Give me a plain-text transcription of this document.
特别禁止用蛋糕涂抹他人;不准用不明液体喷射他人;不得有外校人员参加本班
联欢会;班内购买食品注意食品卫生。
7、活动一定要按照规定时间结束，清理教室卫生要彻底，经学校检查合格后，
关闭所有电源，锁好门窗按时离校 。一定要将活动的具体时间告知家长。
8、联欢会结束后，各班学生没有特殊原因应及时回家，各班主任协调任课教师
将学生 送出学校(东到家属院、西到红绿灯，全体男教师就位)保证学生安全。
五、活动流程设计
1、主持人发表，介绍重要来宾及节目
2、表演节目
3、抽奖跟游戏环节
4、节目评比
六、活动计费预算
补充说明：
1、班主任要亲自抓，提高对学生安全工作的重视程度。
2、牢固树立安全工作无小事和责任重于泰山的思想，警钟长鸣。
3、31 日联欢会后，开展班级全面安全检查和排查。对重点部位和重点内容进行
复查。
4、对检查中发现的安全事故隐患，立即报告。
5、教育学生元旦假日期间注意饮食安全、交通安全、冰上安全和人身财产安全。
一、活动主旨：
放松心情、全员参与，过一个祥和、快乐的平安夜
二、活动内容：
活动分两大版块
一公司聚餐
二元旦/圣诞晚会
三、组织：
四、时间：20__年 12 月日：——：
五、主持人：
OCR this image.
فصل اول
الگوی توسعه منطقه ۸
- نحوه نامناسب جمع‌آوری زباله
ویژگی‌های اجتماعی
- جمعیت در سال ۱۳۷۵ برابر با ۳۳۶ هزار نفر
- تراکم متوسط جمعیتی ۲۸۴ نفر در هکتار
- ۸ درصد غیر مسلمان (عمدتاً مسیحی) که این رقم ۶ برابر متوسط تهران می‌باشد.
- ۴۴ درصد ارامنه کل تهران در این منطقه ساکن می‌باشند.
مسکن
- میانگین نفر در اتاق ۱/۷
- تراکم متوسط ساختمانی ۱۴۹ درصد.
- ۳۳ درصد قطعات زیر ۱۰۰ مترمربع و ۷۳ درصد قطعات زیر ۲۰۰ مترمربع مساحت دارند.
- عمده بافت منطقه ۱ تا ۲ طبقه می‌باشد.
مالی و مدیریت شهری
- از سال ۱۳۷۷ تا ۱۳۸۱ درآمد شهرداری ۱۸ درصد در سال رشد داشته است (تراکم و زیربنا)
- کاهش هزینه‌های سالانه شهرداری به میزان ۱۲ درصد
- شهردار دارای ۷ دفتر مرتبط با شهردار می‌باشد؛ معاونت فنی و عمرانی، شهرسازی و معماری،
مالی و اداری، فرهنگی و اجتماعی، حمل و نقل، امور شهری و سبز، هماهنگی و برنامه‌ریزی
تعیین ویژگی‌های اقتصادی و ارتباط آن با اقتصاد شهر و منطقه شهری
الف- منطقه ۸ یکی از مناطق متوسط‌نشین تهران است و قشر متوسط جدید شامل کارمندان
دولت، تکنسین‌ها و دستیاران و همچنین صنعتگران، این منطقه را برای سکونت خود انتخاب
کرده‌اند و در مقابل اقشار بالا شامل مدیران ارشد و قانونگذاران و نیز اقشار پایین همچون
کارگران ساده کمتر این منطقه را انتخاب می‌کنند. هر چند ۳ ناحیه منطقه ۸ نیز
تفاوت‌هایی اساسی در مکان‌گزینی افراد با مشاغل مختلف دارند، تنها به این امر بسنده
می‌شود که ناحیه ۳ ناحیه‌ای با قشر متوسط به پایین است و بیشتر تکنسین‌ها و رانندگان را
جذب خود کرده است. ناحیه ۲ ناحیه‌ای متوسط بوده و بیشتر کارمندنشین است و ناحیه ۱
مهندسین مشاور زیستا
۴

**GIVEN EXERCISE**
Only lines with the word "this" should be collected from the material.

**REPLY**
Give me a plain-text transcription of this document.
OCR this image.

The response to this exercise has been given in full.